== СТРАНИЦА ==
⁂

Дожидаться выздоровления я не стал. Решил, что до Сибирского экспресса как-нибудь доберусь, а там во время длительного пути (16 дней) нога придет в порядок. Назначил день отъезда на 17 февраля.

В Варшавском собрании офицеров Генерального штаба состоялись проводы – «дорожный посошок» – бокал вина и поднесение мне подарка – хорошего револьвера. Старейший из присутствовавших, помощник командующего округом генерал Пузыревский сказал несколько теплых слов, подчеркнув мое стремление на войну не долечившись.

На случай смерти я оставил в своем штабе «завещание» необычного содержания. Не имея никакого имущества, я привел в нем лишь перечень своих небольших долгов, проект их ликвидации путем использования кой-какого моего литературного материала и просил друзей позаботиться о моей матери.

⁂

== ЗАПИСИ ДАННЫХ ==

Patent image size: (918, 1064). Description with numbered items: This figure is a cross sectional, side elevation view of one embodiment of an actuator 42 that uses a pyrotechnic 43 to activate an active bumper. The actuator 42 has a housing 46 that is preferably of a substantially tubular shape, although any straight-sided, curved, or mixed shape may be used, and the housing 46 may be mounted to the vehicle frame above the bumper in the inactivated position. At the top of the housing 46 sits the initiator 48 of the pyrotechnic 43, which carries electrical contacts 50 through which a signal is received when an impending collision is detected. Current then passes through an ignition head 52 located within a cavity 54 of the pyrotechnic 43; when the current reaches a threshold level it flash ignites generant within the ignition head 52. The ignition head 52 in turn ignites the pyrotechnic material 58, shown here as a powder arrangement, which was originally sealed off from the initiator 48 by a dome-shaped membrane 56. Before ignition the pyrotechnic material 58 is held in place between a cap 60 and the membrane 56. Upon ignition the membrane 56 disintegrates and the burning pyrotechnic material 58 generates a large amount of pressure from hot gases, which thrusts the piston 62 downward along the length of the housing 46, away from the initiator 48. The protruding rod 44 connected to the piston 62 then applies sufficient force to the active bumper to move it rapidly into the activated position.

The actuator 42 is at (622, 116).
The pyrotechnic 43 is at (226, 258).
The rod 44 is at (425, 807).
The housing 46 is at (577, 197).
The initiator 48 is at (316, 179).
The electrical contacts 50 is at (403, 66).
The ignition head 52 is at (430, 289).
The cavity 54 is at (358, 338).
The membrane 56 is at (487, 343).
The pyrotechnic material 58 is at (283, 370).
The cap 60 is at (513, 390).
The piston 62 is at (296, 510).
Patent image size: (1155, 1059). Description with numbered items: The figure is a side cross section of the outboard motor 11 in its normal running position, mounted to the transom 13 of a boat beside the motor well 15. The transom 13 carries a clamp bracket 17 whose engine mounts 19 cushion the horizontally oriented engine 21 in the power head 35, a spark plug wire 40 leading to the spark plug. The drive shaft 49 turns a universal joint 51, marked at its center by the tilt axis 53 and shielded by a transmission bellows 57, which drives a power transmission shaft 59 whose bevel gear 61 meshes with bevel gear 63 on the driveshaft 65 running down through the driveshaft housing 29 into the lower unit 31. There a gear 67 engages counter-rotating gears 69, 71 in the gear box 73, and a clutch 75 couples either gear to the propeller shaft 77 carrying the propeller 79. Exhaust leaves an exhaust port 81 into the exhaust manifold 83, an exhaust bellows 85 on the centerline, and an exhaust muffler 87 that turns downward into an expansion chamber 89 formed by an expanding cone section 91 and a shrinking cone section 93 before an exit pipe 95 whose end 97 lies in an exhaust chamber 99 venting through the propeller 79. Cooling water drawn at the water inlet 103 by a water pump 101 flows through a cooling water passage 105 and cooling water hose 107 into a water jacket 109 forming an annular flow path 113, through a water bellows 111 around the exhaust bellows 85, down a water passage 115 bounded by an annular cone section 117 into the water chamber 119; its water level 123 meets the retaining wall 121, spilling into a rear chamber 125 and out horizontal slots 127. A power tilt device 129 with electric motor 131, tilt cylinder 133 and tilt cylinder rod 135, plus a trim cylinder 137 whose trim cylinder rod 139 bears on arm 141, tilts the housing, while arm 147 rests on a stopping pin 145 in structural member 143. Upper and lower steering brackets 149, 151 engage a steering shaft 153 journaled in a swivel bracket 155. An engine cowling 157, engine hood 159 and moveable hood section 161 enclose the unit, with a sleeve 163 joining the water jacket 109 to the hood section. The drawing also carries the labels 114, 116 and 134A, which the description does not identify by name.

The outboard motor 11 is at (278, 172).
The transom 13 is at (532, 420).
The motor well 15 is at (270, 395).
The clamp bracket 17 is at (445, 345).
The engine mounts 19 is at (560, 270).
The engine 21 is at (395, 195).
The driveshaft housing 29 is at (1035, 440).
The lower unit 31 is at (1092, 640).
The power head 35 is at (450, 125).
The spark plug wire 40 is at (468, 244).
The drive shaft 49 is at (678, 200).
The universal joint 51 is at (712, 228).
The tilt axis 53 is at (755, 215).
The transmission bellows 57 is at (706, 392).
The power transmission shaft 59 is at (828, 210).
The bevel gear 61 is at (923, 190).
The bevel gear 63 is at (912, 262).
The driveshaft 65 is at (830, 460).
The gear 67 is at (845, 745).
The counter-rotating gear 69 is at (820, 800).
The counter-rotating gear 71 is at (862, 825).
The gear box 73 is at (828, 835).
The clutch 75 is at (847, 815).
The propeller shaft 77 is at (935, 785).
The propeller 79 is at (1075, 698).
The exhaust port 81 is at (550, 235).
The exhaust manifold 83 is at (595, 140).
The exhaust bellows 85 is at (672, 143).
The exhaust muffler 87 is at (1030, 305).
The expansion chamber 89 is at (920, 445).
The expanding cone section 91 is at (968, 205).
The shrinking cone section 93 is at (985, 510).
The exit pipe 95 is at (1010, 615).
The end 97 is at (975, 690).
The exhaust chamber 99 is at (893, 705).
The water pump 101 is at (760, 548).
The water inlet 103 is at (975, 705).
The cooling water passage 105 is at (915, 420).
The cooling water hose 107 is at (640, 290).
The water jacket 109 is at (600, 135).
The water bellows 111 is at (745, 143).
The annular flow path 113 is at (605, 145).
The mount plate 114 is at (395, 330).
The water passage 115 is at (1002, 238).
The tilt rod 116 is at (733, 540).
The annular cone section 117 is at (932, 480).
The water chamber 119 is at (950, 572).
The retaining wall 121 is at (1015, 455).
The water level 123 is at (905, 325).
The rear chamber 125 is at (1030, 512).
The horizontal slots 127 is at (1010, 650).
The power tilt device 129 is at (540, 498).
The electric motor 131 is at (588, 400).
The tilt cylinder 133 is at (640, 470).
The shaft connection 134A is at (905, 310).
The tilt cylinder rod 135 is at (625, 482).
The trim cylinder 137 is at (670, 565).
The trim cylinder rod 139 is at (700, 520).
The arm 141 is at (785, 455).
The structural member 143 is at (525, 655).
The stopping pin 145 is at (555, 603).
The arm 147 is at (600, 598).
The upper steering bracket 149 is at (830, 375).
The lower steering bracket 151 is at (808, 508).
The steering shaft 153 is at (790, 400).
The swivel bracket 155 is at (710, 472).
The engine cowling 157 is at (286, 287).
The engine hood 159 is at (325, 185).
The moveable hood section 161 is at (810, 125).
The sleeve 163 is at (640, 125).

⁂

== ЗАДАНИЯ ==
A) Перепишите в виде нумерованного списка записи от самого начала до строки с «The piston 62 is at (296, 510).» включительно, не сохраняя пустые строки.
B) Продолжите текст об отъезде на войну, начав сразу после его последнего предложения.

== ОТВЕТЫ ПО ПОРЯДКУ ==
A)
1. Patent image size: (918, 1064). Description with numbered items: This figure is a cross sectional, side elevation view of one embodiment of an actuator 42 that uses a pyrotechnic 43 to activate an active bumper. The actuator 42 has a housing 46 that is preferably of a substantially tubular shape, although any straight-sided, curved, or mixed shape may be used, and the housing 46 may be mounted to the vehicle frame above the bumper in the inactivated position. At the top of the housing 46 sits the initiator 48 of the pyrotechnic 43, which carries electrical contacts 50 through which a signal is received when an impending collision is detected. Current then passes through an ignition head 52 located within a cavity 54 of the pyrotechnic 43; when the current reaches a threshold level it flash ignites generant within the ignition head 52. The ignition head 52 in turn ignites the pyrotechnic material 58, shown here as a powder arrangement, which was originally sealed off from the initiator 48 by a dome-shaped membrane 56. Before ignition the pyrotechnic material 58 is held in place between a cap 60 and the membrane 56. Upon ignition the membrane 56 disintegrates and the burning pyrotechnic material 58 generates a large amount of pressure from hot gases, which thrusts the piston 62 downward along the length of the housing 46, away from the initiator 48. The protruding rod 44 connected to the piston 62 then applies sufficient force to the active bumper to move it rapidly into the activated position.
2. The actuator 42 is at (622, 116).
3. The pyrotechnic 43 is at (226, 258).
4. The rod 44 is at (425, 807).
5. The housing 46 is at (577, 197).
6. The initiator 48 is at (316, 179).
7. The electrical contacts 50 is at (403, 66).
8. The ignition head 52 is at (430, 289).
9. The cavity 54 is at (358, 338).
10. The membrane 56 is at (487, 343).
11. The pyrotechnic material 58 is at (283, 370).
12. The cap 60 is at (513, 390).
13. The piston 62 is at (296, 510).

B)
Мать моя приняла известие о предстоящем моем отъезде на войну как нечто вполне естественное, неизбежное. Ничем не проявляла своего волнения, старалась «делать веселое лицо» и при прощании на Варшавском вокзале не проронила ни одной слезинки. Только после моего отъезда, как сознавалась впоследствии, наплакалась вдоволь вместе со старушкой нянькой.

До Москвы добрался я благополучно. Получил место в Сибирском экспрессе. Встретил нескольких товарищей по Генеральному штабу, ехавших также на Дальний Восток. Еще на вокзале узнал от своих спутников, что в нашем поезде едут адмирал Макаров, назначенный на должность командующего Тихоокеанским флотом, и генерал Ренненкампф, назначенный начальником Забайкальской казачьей дивизии.


С генералом Ренненкампфом во время пути мы были в постоянном общении: в частных беседах и во время докладов, которые кто-нибудь из нас делал на тему о театре войны, о тактике конницы, о японской армии. Ренненкампф делился с нами воспоминаниями о своем походе, весьма скромно касаясь своего личного участия. Устраивали совместно и товарищеские пирушки в вагоне-ресторане, которые, как и впоследствии, в отряде ген. Ренненкампфа, не выходили никогда из пределов воинской субординации.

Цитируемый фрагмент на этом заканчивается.